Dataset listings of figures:
####
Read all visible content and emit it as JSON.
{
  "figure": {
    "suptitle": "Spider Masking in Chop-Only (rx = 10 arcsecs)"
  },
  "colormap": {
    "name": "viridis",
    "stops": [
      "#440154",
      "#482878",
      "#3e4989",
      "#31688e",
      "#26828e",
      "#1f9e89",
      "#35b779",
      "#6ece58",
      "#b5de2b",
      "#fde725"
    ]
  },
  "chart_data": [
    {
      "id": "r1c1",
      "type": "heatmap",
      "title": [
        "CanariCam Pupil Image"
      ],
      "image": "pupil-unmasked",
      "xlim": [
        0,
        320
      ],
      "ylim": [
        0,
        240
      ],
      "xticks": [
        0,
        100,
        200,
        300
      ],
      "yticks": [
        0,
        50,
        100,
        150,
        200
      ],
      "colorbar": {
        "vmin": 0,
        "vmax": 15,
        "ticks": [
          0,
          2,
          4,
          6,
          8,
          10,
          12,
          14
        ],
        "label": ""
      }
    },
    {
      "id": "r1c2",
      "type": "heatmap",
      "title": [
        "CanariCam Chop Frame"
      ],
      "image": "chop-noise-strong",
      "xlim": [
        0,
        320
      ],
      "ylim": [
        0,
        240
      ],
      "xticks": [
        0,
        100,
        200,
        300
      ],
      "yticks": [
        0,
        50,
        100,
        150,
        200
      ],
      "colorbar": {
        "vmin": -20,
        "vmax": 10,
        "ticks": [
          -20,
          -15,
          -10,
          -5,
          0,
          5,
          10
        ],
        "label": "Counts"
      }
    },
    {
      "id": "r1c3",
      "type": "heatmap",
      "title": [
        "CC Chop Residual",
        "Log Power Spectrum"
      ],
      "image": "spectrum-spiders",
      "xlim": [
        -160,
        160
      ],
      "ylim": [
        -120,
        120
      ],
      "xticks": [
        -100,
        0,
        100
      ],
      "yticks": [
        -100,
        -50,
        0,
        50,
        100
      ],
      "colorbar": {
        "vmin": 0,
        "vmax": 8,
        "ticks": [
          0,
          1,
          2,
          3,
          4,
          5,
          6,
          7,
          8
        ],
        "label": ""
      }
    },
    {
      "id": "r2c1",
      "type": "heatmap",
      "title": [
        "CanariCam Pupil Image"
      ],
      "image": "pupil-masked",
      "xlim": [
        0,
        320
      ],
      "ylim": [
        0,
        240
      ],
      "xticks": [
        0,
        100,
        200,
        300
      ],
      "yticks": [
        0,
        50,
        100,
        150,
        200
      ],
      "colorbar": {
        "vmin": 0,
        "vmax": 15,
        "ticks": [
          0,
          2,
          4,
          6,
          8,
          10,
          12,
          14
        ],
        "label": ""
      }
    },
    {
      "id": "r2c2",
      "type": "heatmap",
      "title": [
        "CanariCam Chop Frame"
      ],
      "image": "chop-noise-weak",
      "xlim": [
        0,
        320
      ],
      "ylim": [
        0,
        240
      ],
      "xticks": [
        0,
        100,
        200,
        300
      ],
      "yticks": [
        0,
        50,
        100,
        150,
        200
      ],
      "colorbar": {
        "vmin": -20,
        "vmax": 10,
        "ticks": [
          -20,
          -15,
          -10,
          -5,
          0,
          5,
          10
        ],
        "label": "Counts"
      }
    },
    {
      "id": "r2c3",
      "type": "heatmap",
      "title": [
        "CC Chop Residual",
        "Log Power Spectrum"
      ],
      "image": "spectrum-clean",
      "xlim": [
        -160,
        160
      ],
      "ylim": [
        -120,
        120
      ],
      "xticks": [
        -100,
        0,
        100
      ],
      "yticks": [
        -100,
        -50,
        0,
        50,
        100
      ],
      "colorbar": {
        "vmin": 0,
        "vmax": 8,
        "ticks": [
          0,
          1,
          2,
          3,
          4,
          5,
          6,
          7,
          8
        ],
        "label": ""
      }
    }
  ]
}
####
TASK PROMPT: Retype each record exactly, leaving nothing out.

REPLY TO THE TASK:
Read all visible content and emit it as JSON.
{
  "figure": {
    "suptitle": "Spider Masking in Chop-Only (rx = 10 arcsecs)"
  },
  "colormap": {
    "name": "viridis",
    "stops": [
      "#440154",
      "#482878",
      "#3e4989",
      "#31688e",
      "#26828e",
      "#1f9e89",
      "#35b779",
      "#6ece58",
      "#b5de2b",
      "#fde725"
    ]
  },
  "chart_data": [
    {
      "id": "r1c1",
      "type": "heatmap",
      "title": [
        "CanariCam Pupil Image"
      ],
      "image": "pupil-unmasked",
      "xlim": [
        0,
        320
      ],
      "ylim": [
        0,
        240
      ],
      "xticks": [
        0,
        100,
        200,
        300
      ],
      "yticks": [
        0,
        50,
        100,
        150,
        200
      ],
      "colorbar": {
        "vmin": 0,
        "vmax": 15,
        "ticks": [
          0,
          2,
          4,
          6,
          8,
          10,
          12,
          14
        ],
        "label": ""
      }
    },
    {
      "id": "r1c2",
      "type": "heatmap",
      "title": [
        "CanariCam Chop Frame"
      ],
      "image": "chop-noise-strong",
      "xlim": [
        0,
        320
      ],
      "ylim": [
        0,
        240
      ],
      "xticks": [
        0,
        100,
        200,
        300
      ],
      "yticks": [
        0,
        50,
        100,
        150,
        200
      ],
      "colorbar": {
        "vmin": -20,
        "vmax": 10,
        "ticks": [
          -20,
          -15,
          -10,
          -5,
          0,
          5,
          10
        ],
        "label": "Counts"
      }
    },
    {
      "id": "r1c3",
      "type": "heatmap",
      "title": [
        "CC Chop Residual",
        "Log Power Spectrum"
      ],
      "image": "spectrum-spiders",
      "xlim": [
        -160,
        160
      ],
      "ylim": [
        -120,
        120
      ],
      "xticks": [
        -100,
        0,
        100
      ],
      "yticks": [
        -100,
        -50,
        0,
        50,
        100
      ],
      "colorbar": {
        "vmin": 0,
        "vmax": 8,
        "ticks": [
          0,
          1,
          2,
          3,
          4,
          5,
          6,
          7,
          8
        ],
        "label": ""
      }
    },
    {
      "id": "r2c1",
      "type": "heatmap",
      "title": [
        "CanariCam Pupil Image"
      ],
      "image": "pupil-masked",
      "xlim": [
        0,
        320
      ],
      "ylim": [
        0,
        240
      ],
      "xticks": [
        0,
        100,
        200,
        300
      ],
      "yticks": [
        0,
        50,
        100,
        150,
        200
      ],
      "colorbar": {
        "vmin": 0,
        "vmax": 15,
        "ticks": [
          0,
          2,
          4,
          6,
          8,
          10,
          12,
          14
        ],
        "label": ""
      }
    },
    {
      "id": "r2c2",
      "type": "heatmap",
      "title": [
        "CanariCam Chop Frame"
      ],
      "image": "chop-noise-weak",
      "xlim": [
        0,
        320
      ],
      "ylim": [
        0,
        240
      ],
      "xticks": [
        0,
        100,
        200,
        300
      ],
      "yticks": [
        0,
        50,
        100,
        150,
        200
      ],
      "colorbar": {
        "vmin": -20,
        "vmax": 10,
        "ticks": [
          -20,
          -15,
          -10,
          -5,
          0,
          5,
          10
        ],
        "label": "Counts"
      }
    },
    {
      "id": "r2c3",
      "type": "heatmap",
      "title": [
        "CC Chop Residual",
        "Log Power Spectrum"
      ],
      "image": "spectrum-clean",
      "xlim": [
        -160,
        160
      ],
      "ylim": [
        -120,
        120
      ],
      "xticks": [
        -100,
        0,
        100
      ],
      "yticks": [
        -100,
        -50,
        0,
        50,
        100
      ],
      "colorbar": {
        "vmin": 0,
        "vmax": 8,
        "ticks": [
          0,
          1,
          2,
          3,
          4,
          5,
          6,
          7,
          8
        ],
        "label": ""
      }
    }
  ]
}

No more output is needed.